Copy all of the material exactly. Pictures are not to appear in the copy.

— Start Provided data —

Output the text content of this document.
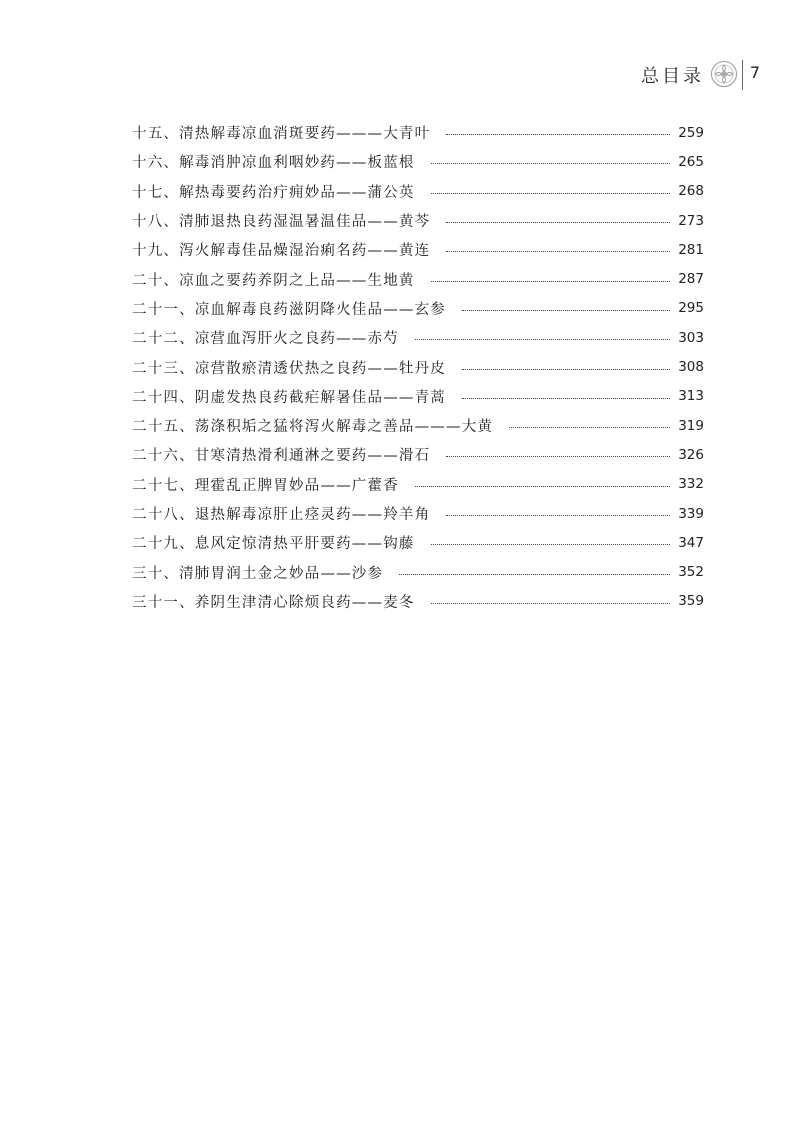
总目录	7
十五、清热解毒凉血消斑要药———大青叶	259
十六、解毒消肿凉血利咽妙药——板蓝根	265
十七、解热毒要药治疔痈妙品——蒲公英	268
十八、清肺退热良药湿温暑温佳品——黄芩	273
十九、泻火解毒佳品燥湿治痢名药——黄连	281
二十、凉血之要药养阴之上品——生地黄	287
二十一、凉血解毒良药滋阴降火佳品——玄参	295
二十二、凉营血泻肝火之良药——赤芍	303
二十三、凉营散瘀清透伏热之良药——牡丹皮	308
二十四、阴虚发热良药截疟解暑佳品——青蒿	313
二十五、荡涤积垢之猛将泻火解毒之善品———大黄	319
二十六、甘寒清热滑利通淋之要药——滑石	326
二十七、理霍乱正脾胃妙品——广藿香	332
二十八、退热解毒凉肝止痉灵药——羚羊角	339
二十九、息风定惊清热平肝要药——钩藤	347
三十、清肺胃润土金之妙品——沙参	352
三十一、养阴生津清心除烦良药——麦冬	359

— End Provided data —

-- The solution --
Output the text content of this document.
总目录	7
十五、清热解毒凉血消斑要药———大青叶	259
十六、解毒消肿凉血利咽妙药——板蓝根	265
十七、解热毒要药治疔痈妙品——蒲公英	268
十八、清肺退热良药湿温暑温佳品——黄芩	273
十九、泻火解毒佳品燥湿治痢名药——黄连	281
二十、凉血之要药养阴之上品——生地黄	287
二十一、凉血解毒良药滋阴降火佳品——玄参	295
二十二、凉营血泻肝火之良药——赤芍	303
二十三、凉营散瘀清透伏热之良药——牡丹皮	308
二十四、阴虚发热良药截疟解暑佳品——青蒿	313
二十五、荡涤积垢之猛将泻火解毒之善品———大黄	319
二十六、甘寒清热滑利通淋之要药——滑石	326
二十七、理霍乱正脾胃妙品——广藿香	332
二十八、退热解毒凉肝止痉灵药——羚羊角	339
二十九、息风定惊清热平肝要药——钩藤	347
三十、清肺胃润土金之妙品——沙参	352
三十一、养阴生津清心除烦良药——麦冬	359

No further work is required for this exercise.